Aim of the task. Copy the material that follows word for word and omit its pictures.

Stored data
· · · · · · ·

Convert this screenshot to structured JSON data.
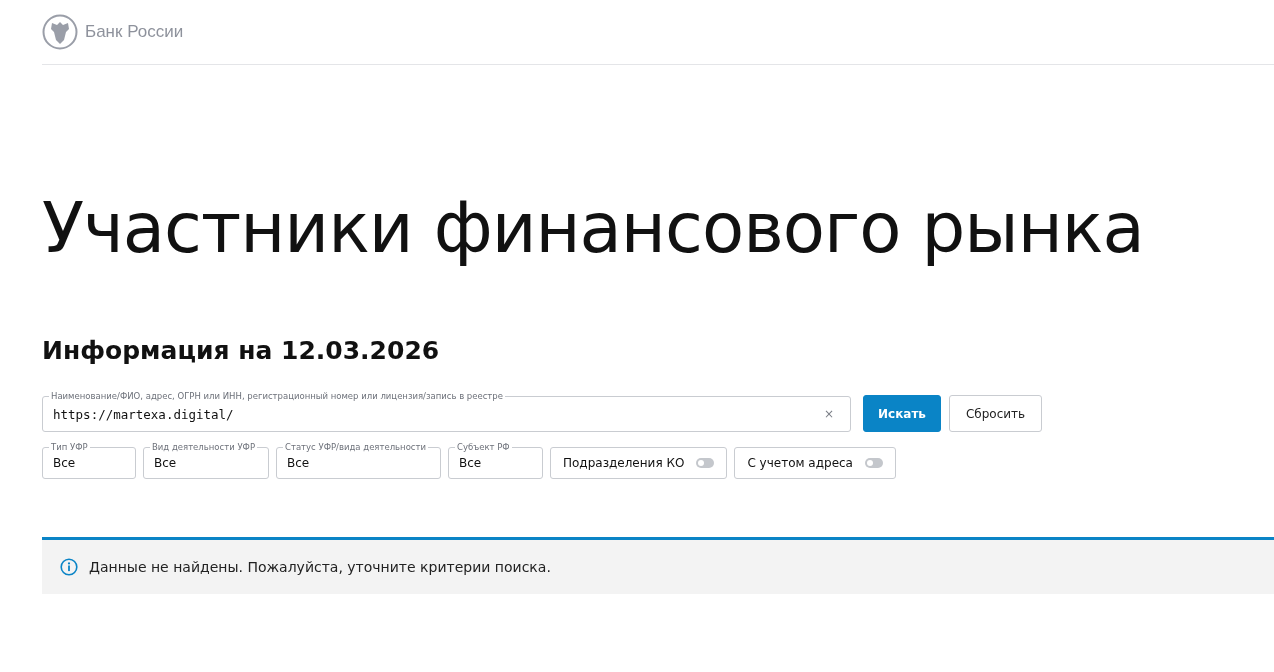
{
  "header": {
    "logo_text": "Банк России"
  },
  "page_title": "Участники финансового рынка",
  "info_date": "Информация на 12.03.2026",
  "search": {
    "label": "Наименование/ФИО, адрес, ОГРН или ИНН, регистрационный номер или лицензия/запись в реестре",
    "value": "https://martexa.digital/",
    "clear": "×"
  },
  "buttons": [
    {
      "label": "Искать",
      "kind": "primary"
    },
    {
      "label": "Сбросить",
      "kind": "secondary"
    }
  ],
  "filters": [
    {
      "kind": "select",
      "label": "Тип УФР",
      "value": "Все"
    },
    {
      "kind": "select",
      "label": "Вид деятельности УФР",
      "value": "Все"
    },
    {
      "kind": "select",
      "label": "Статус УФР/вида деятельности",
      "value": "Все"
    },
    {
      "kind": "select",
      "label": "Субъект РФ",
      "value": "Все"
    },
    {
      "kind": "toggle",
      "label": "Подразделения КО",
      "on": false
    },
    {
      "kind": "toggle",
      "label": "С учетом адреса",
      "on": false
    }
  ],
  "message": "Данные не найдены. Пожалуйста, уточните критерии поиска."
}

· · · · · · ·

Right answer.
Convert this screenshot to structured JSON data.
{
  "header": {
    "logo_text": "Банк России"
  },
  "page_title": "Участники финансового рынка",
  "info_date": "Информация на 12.03.2026",
  "search": {
    "label": "Наименование/ФИО, адрес, ОГРН или ИНН, регистрационный номер или лицензия/запись в реестре",
    "value": "https://martexa.digital/",
    "clear": "×"
  },
  "buttons": [
    {
      "label": "Искать",
      "kind": "primary"
    },
    {
      "label": "Сбросить",
      "kind": "secondary"
    }
  ],
  "filters": [
    {
      "kind": "select",
      "label": "Тип УФР",
      "value": "Все"
    },
    {
      "kind": "select",
      "label": "Вид деятельности УФР",
      "value": "Все"
    },
    {
      "kind": "select",
      "label": "Статус УФР/вида деятельности",
      "value": "Все"
    },
    {
      "kind": "select",
      "label": "Субъект РФ",
      "value": "Все"
    },
    {
      "kind": "toggle",
      "label": "Подразделения КО",
      "on": false
    },
    {
      "kind": "toggle",
      "label": "С учетом адреса",
      "on": false
    }
  ],
  "message": "Данные не найдены. Пожалуйста, уточните критерии поиска."
}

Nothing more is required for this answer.